▶ [Текст для чтения]:
++++++++++++++++++++
Однако вскоре наступили разочарования. Проект создания музыкальной школы канул в Лету, прежде чем вообще состоялись предварительные переговоры. И вообще Феликс чувствовал себя нехорошо. В то время как Берлиоз с восторгом сообщал о пикантной атмосфере музыкального города Берлина, а один современник говорил о «сумасшедшем вихре», бушевавшем зимой 1841–1842 гг. в связи с гастролями Ференца Листа, что должно быть занесено скорее в «анналы истории болезни, чем в книги по истории искусства», Феликс не смог установить здесь контакт и найти желаемый резонанс. Чопорный и невежливый тон берлинского двора — как и сковывающие любой полет мысли реакционные взгляды в этом городе — пробудили в нем желание как можно скорее вернуться в Лейпциг. От этого намерения его не мог удержать даже успех музыки к «Антигоне», которая как и сценическая музыка к комедии «Сон в летнюю ночь» была написана им по инициативе короля. В октябре 1842 года Мендельсон принял предложенное королем компромиссное решение, согласно которому Феликс мог возвратиться в Лейпциг, но должен стать генеральным музыкальным директором Берлина.
++++++++++++++++++++
▶ [Выдержки из материала]:
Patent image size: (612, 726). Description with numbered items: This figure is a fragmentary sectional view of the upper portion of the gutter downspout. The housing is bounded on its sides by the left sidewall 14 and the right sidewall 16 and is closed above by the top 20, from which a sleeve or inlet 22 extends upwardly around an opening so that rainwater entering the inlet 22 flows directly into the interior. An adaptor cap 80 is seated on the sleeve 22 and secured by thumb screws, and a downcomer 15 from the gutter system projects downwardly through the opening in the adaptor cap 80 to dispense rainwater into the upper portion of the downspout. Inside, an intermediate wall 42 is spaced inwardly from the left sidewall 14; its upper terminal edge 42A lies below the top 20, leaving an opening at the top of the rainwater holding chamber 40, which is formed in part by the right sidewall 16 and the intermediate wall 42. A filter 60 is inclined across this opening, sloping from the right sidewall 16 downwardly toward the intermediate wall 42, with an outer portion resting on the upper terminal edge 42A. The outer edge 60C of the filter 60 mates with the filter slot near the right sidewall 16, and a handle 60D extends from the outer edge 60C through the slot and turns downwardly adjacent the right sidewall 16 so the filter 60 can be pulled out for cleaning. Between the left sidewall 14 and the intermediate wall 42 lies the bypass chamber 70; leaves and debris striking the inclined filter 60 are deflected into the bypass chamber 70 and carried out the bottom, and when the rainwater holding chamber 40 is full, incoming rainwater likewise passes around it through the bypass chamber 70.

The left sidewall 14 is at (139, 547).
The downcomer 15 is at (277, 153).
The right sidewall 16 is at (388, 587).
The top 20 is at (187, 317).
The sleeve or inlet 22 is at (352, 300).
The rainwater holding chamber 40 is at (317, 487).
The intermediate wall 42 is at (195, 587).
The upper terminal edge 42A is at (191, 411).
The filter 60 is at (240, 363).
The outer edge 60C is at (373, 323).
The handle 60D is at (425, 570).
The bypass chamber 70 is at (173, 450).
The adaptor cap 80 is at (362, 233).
++++++++++++++++++++
▶ [Задание]:
Определите, соответствуют ли отрывку о Мендельсоне три утверждения:
1. Предварительные переговоры о создании музыкальной школы успели состояться.
2. Музыку к «Антигоне» Мендельсон написал по инициативе короля.
3. В октябре 1842 года Мендельсон согласился на компромисс, предложенный королем.
На каждое ответьте «да» или «нет» и приведите решающие слова отрывка в точной цитате.
Отвечайте только по отрывку о Мендельсоне, не привлекая материал.

▶ [Ожидаемый ответ]:
1. Нет: «Проект создания музыкальной школы канул в Лету, прежде чем вообще состоялись предварительные переговоры».
2. Да: «которая как и сценическая музыка к комедии «Сон в летнюю ночь» была написана им по инициативе короля».
3. Да: «В октябре 1842 года Мендельсон принял предложенное королем компромиссное решение».